*** Rows

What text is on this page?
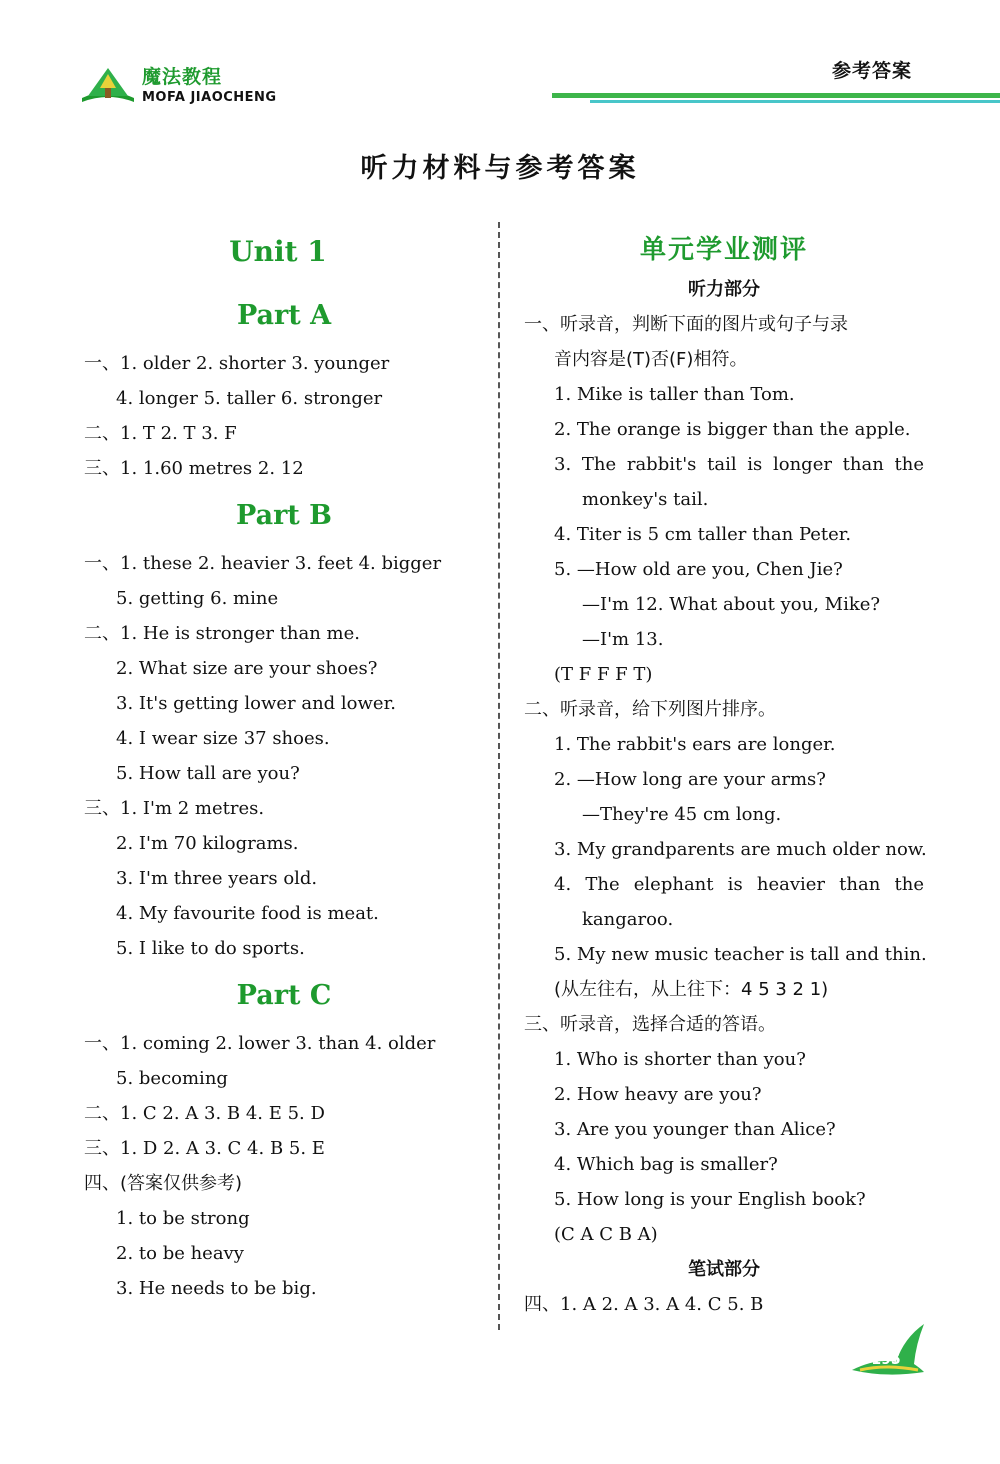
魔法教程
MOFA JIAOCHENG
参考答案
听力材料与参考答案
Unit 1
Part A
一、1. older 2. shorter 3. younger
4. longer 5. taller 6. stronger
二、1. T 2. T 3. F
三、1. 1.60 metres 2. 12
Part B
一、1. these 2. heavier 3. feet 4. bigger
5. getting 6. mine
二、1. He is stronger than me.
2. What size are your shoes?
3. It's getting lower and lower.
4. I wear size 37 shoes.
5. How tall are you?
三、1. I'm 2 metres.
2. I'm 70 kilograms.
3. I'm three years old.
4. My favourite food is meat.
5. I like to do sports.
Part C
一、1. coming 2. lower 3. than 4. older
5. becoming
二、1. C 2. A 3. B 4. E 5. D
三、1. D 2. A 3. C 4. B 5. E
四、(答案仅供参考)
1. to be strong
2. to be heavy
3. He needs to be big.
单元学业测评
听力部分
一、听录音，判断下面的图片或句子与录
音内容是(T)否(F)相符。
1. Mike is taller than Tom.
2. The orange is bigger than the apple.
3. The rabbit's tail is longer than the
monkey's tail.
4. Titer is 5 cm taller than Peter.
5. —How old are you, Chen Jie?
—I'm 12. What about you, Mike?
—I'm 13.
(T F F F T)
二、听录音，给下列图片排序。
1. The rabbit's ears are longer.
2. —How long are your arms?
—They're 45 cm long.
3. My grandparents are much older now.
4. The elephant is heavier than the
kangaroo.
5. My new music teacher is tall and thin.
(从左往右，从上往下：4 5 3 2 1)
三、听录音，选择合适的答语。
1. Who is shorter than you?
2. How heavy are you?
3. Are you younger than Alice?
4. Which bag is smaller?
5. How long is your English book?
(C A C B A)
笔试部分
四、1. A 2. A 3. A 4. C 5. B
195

******
*** Rows

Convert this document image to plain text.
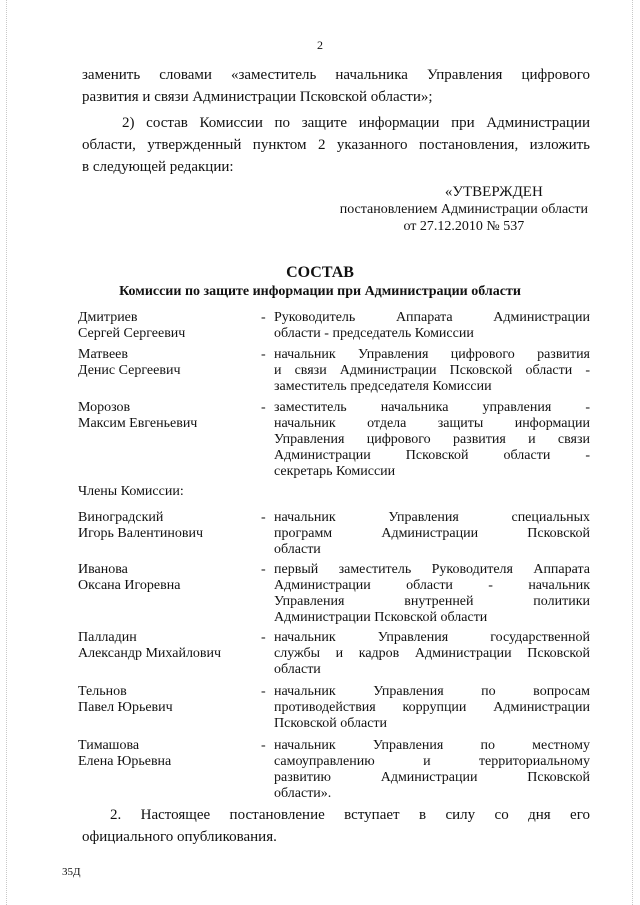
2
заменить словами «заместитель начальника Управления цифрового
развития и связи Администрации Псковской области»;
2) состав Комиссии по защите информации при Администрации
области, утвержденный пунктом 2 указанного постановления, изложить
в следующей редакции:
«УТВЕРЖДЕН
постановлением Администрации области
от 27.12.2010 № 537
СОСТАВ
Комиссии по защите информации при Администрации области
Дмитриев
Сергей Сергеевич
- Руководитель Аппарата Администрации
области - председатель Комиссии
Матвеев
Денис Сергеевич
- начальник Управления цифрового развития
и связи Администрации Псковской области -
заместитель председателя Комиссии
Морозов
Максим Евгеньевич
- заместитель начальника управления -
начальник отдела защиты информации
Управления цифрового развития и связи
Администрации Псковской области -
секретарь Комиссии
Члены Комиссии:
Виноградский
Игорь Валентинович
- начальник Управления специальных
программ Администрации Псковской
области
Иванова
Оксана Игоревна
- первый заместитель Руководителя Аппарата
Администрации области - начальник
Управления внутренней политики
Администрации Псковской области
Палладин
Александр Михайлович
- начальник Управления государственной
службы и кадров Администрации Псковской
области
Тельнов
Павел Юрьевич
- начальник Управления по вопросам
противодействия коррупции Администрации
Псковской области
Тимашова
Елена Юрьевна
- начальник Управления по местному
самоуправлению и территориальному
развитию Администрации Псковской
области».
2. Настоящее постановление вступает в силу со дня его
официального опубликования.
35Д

******
*** Rows

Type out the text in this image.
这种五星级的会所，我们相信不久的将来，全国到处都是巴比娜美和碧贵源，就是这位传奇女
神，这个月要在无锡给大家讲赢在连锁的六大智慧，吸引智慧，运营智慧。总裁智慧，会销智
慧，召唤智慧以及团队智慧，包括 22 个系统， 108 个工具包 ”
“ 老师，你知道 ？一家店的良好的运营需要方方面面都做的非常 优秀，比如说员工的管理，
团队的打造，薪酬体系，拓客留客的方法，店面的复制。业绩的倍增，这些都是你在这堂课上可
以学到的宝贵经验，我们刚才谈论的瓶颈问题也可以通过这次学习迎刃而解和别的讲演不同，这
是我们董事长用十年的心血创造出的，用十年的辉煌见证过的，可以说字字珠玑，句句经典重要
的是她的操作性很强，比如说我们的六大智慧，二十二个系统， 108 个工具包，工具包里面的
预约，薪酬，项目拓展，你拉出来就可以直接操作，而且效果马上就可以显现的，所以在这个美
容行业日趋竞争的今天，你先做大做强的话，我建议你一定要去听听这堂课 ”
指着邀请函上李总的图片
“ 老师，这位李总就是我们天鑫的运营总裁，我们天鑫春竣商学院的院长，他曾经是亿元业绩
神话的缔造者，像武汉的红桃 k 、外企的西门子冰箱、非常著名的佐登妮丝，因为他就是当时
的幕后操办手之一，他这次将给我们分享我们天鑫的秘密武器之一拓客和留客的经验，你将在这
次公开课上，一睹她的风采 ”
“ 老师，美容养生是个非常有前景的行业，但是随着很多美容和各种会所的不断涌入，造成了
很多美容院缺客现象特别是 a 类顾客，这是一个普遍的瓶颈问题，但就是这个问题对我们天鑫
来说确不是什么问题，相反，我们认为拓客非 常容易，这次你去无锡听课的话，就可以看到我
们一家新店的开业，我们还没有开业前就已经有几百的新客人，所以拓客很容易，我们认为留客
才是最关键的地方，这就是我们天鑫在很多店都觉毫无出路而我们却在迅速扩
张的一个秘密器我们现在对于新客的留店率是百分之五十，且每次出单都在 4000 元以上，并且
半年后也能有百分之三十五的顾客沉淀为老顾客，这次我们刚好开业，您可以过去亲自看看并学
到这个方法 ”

******

**Exercise aim:** Looking at the data above, show all lines where the word "younger" occurs.

**Expected answer:**
一、1. older 2. shorter 3. younger
3. Are you younger than Alice?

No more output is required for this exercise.